Breakfast: oatmeal made with milk, apple or other fruit (can eat breakfast at home)
Lunch: peanut butter sandwich made at home, hard pretzels, baby carrots
Dinner: Chili with beans and tomatoes made from freeze-dried packet
Snacks: banana chips, homemade energy bars

Day 2

Breakfast: pancakes from mix, milk from powder, turkey jerky
Lunch: aged parmesan cheese, walnuts, crackers
Dinner: canned mackerel, pretzels, graham crackers with peanut butter
Snacks: trail mix with peanuts, raisins, dried fruit, coconut flakes; energy bar

A Few Precautions

Take extra food with you in case you get lost or another unforeseen incident, such as a severe weather event, causes you to be on the trails for longer than you had planned. A few extra ounces of nuts, seeds, and dried fruit, or some extra energy bars, can provide several hundred extra calories without taking up much room in your backpack. You will appreciate them if you have to spend more time than planned in the wilderness.

Don’t take unfamiliar foods with you on long hiking trips. You do not want to be miles away from a grocery store when you first discover that you do not like the taste of the food you brought but have nothing else to eat. You also do not want to find out that a new food does not agree with your stomach when you are stuck in the wilderness without a real bathroom.

====

* _Objective 1_: Repeat the passage of the hiking food text from "A Few Precautions" to "a real bathroom." word for word.
* _Objective 2_: In the hiking food text, what is listed for lunch on Day 2?
The listing that comes next is separate material and has no connection to the hiking food text.

* _Data lines_:
====

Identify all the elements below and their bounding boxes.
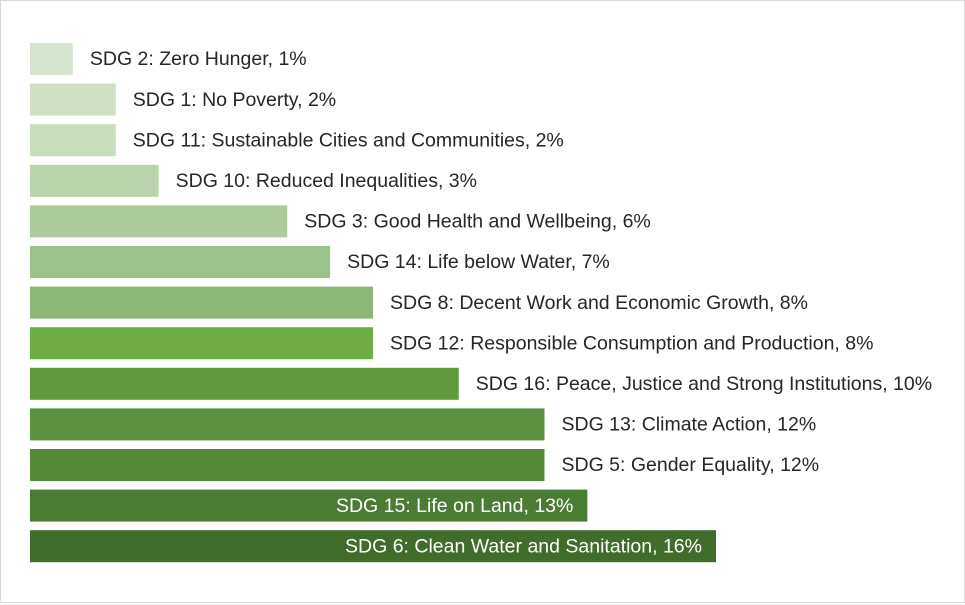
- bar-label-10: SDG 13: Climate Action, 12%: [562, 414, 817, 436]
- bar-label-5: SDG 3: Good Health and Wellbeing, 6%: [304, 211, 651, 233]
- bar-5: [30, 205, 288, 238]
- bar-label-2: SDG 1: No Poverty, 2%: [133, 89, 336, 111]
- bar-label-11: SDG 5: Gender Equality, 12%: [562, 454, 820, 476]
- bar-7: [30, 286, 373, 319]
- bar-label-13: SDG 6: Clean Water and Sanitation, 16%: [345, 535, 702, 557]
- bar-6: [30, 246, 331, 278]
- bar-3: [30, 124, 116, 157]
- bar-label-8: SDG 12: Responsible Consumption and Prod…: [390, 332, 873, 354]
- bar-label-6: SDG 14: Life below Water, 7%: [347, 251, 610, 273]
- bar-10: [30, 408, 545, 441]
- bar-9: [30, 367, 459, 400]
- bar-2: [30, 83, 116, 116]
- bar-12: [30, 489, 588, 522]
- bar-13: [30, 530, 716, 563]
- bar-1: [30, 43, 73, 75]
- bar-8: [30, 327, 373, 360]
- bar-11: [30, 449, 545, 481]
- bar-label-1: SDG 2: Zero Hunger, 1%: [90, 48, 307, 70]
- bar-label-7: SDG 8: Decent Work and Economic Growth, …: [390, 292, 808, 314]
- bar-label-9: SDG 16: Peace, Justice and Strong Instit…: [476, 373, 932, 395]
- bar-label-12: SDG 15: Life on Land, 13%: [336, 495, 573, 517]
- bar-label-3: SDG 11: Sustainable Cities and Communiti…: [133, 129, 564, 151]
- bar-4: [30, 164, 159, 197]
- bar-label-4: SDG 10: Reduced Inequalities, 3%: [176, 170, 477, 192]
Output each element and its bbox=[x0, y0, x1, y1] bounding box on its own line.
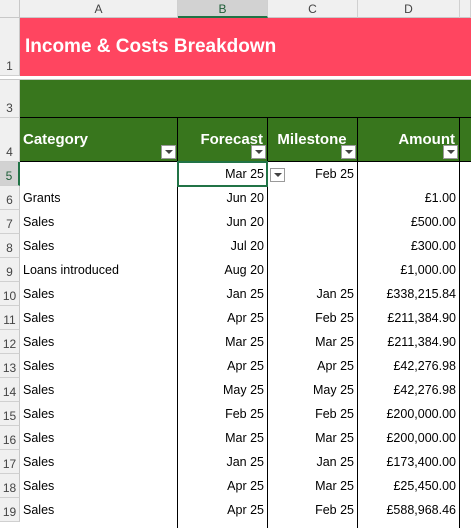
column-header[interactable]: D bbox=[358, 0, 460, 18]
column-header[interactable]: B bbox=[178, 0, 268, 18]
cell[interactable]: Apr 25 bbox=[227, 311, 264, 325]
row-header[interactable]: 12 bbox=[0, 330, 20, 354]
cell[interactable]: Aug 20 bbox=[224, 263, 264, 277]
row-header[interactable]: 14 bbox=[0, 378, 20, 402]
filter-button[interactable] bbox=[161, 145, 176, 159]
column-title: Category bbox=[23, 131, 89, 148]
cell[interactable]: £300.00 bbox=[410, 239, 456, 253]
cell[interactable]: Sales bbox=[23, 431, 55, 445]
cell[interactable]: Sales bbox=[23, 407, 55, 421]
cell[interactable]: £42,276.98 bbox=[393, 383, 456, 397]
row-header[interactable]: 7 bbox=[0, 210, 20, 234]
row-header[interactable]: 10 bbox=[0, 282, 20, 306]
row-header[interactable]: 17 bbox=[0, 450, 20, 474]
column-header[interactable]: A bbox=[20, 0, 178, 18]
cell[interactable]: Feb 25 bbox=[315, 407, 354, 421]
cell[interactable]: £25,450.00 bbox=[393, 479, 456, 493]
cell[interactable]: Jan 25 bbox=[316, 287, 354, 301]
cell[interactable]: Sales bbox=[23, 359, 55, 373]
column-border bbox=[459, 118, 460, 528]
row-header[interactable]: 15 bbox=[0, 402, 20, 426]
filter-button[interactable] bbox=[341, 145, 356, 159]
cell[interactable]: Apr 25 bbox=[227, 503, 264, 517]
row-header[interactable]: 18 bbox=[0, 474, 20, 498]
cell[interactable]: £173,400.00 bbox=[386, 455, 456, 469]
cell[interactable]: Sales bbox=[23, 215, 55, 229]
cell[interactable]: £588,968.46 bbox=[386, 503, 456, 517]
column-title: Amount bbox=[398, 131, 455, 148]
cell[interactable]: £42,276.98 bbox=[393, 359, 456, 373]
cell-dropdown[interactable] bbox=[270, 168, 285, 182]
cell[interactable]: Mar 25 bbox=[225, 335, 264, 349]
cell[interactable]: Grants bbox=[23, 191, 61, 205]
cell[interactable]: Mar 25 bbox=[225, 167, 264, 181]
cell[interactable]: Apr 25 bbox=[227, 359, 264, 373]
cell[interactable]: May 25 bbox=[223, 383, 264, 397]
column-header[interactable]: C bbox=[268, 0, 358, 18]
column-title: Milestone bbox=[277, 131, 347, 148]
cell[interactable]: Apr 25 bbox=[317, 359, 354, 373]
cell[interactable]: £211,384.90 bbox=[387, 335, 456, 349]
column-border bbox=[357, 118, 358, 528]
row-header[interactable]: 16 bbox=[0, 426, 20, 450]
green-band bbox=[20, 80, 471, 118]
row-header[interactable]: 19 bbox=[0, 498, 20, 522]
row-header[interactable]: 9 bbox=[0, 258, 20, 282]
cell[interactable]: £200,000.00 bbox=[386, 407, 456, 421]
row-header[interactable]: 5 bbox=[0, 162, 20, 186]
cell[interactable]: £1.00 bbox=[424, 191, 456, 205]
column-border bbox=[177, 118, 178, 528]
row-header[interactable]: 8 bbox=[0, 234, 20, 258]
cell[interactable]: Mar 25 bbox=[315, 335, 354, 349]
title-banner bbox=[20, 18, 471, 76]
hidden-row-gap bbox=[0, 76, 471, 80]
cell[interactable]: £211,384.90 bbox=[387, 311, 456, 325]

====

* _Correct answer 1_:
A Few Precautions

Take extra food with you in case you get lost or another unforeseen incident, such as a severe weather event, causes you to be on the trails for longer than you had planned. A few extra ounces of nuts, seeds, and dried fruit, or some extra energy bars, can provide several hundred extra calories without taking up much room in your backpack. You will appreciate them if you have to spend more time than planned in the wilderness.

Don’t take unfamiliar foods with you on long hiking trips. You do not want to be miles away from a grocery store when you first discover that you do not like the taste of the food you brought but have nothing else to eat. You also do not want to find out that a new food does not agree with your stomach when you are stuck in the wilderness without a real bathroom.

* _Correct answer 2_: Aged parmesan cheese, walnuts, and crackers.